## TASK DESCRIPTION
Lines from the one containing "Type out the text in this image." through the last line of the data are to be repeated word for word, both ends included.

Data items
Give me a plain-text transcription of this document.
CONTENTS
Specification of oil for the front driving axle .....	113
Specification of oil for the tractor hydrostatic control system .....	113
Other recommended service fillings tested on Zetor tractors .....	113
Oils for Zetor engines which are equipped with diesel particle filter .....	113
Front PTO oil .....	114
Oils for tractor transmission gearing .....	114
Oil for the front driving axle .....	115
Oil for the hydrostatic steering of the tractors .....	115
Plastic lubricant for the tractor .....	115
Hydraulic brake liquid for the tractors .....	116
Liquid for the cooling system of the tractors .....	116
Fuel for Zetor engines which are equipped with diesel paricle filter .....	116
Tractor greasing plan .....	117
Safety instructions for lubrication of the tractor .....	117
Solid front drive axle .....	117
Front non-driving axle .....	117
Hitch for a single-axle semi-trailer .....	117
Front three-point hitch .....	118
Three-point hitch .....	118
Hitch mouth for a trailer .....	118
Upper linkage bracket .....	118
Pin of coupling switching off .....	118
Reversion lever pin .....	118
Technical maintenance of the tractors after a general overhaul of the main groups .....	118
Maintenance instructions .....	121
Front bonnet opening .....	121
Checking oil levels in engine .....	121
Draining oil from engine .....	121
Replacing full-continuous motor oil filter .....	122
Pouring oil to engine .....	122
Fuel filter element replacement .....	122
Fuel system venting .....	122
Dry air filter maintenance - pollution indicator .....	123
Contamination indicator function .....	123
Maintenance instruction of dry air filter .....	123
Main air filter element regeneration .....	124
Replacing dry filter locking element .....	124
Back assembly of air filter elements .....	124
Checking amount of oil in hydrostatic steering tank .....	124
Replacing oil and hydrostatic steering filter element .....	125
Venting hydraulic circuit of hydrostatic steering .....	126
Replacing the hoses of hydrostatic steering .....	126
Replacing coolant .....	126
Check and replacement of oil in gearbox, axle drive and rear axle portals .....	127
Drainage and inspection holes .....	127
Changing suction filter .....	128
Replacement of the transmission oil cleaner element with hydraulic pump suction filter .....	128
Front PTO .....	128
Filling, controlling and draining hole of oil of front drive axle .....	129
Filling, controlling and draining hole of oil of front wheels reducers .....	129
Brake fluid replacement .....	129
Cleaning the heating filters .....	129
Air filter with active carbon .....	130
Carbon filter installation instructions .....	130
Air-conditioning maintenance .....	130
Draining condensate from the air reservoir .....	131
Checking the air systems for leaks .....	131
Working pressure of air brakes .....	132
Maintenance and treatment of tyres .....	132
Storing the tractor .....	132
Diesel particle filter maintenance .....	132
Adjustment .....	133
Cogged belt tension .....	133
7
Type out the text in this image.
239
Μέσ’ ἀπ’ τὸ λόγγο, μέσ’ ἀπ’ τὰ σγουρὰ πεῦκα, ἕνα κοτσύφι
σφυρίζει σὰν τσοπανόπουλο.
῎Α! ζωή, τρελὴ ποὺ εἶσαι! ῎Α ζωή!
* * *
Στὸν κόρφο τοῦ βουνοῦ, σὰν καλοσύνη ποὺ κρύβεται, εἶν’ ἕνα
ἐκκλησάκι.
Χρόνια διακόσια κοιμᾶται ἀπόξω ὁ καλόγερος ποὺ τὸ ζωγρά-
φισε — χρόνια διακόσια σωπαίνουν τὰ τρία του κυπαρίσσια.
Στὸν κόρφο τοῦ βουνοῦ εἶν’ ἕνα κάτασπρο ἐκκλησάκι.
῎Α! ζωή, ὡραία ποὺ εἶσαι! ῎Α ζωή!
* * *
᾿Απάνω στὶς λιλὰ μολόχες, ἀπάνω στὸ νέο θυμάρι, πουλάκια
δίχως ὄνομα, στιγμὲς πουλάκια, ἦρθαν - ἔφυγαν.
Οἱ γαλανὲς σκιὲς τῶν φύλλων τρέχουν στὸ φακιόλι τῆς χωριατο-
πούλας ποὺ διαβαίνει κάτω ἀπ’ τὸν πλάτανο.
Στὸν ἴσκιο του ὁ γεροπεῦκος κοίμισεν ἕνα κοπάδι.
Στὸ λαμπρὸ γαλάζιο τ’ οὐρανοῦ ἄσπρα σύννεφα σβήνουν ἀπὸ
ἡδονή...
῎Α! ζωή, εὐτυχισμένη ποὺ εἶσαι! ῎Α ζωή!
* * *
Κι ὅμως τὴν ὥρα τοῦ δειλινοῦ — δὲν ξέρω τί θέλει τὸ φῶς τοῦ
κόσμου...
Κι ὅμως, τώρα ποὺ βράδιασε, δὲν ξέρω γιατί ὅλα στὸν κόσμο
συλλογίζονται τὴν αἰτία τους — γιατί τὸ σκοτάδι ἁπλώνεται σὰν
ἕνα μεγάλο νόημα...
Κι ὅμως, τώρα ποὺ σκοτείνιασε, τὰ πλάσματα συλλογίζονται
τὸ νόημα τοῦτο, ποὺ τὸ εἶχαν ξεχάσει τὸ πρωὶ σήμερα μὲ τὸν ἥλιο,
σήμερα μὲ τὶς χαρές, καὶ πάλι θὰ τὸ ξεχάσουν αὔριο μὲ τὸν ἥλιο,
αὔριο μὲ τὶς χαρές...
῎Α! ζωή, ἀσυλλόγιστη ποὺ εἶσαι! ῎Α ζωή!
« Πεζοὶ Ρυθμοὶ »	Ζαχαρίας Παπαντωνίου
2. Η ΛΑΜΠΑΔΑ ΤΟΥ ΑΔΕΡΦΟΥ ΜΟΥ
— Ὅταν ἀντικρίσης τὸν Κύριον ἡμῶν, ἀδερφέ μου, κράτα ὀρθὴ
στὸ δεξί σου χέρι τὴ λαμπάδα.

## FINISHED ANSWER
Type out the text in this image.
239
Μέσ’ ἀπ’ τὸ λόγγο, μέσ’ ἀπ’ τὰ σγουρὰ πεῦκα, ἕνα κοτσύφι
σφυρίζει σὰν τσοπανόπουλο.
῎Α! ζωή, τρελὴ ποὺ εἶσαι! ῎Α ζωή!
* * *
Στὸν κόρφο τοῦ βουνοῦ, σὰν καλοσύνη ποὺ κρύβεται, εἶν’ ἕνα
ἐκκλησάκι.
Χρόνια διακόσια κοιμᾶται ἀπόξω ὁ καλόγερος ποὺ τὸ ζωγρά-
φισε — χρόνια διακόσια σωπαίνουν τὰ τρία του κυπαρίσσια.
Στὸν κόρφο τοῦ βουνοῦ εἶν’ ἕνα κάτασπρο ἐκκλησάκι.
῎Α! ζωή, ὡραία ποὺ εἶσαι! ῎Α ζωή!
* * *
᾿Απάνω στὶς λιλὰ μολόχες, ἀπάνω στὸ νέο θυμάρι, πουλάκια
δίχως ὄνομα, στιγμὲς πουλάκια, ἦρθαν - ἔφυγαν.
Οἱ γαλανὲς σκιὲς τῶν φύλλων τρέχουν στὸ φακιόλι τῆς χωριατο-
πούλας ποὺ διαβαίνει κάτω ἀπ’ τὸν πλάτανο.
Στὸν ἴσκιο του ὁ γεροπεῦκος κοίμισεν ἕνα κοπάδι.
Στὸ λαμπρὸ γαλάζιο τ’ οὐρανοῦ ἄσπρα σύννεφα σβήνουν ἀπὸ
ἡδονή...
῎Α! ζωή, εὐτυχισμένη ποὺ εἶσαι! ῎Α ζωή!
* * *
Κι ὅμως τὴν ὥρα τοῦ δειλινοῦ — δὲν ξέρω τί θέλει τὸ φῶς τοῦ
κόσμου...
Κι ὅμως, τώρα ποὺ βράδιασε, δὲν ξέρω γιατί ὅλα στὸν κόσμο
συλλογίζονται τὴν αἰτία τους — γιατί τὸ σκοτάδι ἁπλώνεται σὰν
ἕνα μεγάλο νόημα...
Κι ὅμως, τώρα ποὺ σκοτείνιασε, τὰ πλάσματα συλλογίζονται
τὸ νόημα τοῦτο, ποὺ τὸ εἶχαν ξεχάσει τὸ πρωὶ σήμερα μὲ τὸν ἥλιο,
σήμερα μὲ τὶς χαρές, καὶ πάλι θὰ τὸ ξεχάσουν αὔριο μὲ τὸν ἥλιο,
αὔριο μὲ τὶς χαρές...
῎Α! ζωή, ἀσυλλόγιστη ποὺ εἶσαι! ῎Α ζωή!
« Πεζοὶ Ρυθμοὶ »	Ζαχαρίας Παπαντωνίου
2. Η ΛΑΜΠΑΔΑ ΤΟΥ ΑΔΕΡΦΟΥ ΜΟΥ
— Ὅταν ἀντικρίσης τὸν Κύριον ἡμῶν, ἀδερφέ μου, κράτα ὀρθὴ
στὸ δεξί σου χέρι τὴ λαμπάδα.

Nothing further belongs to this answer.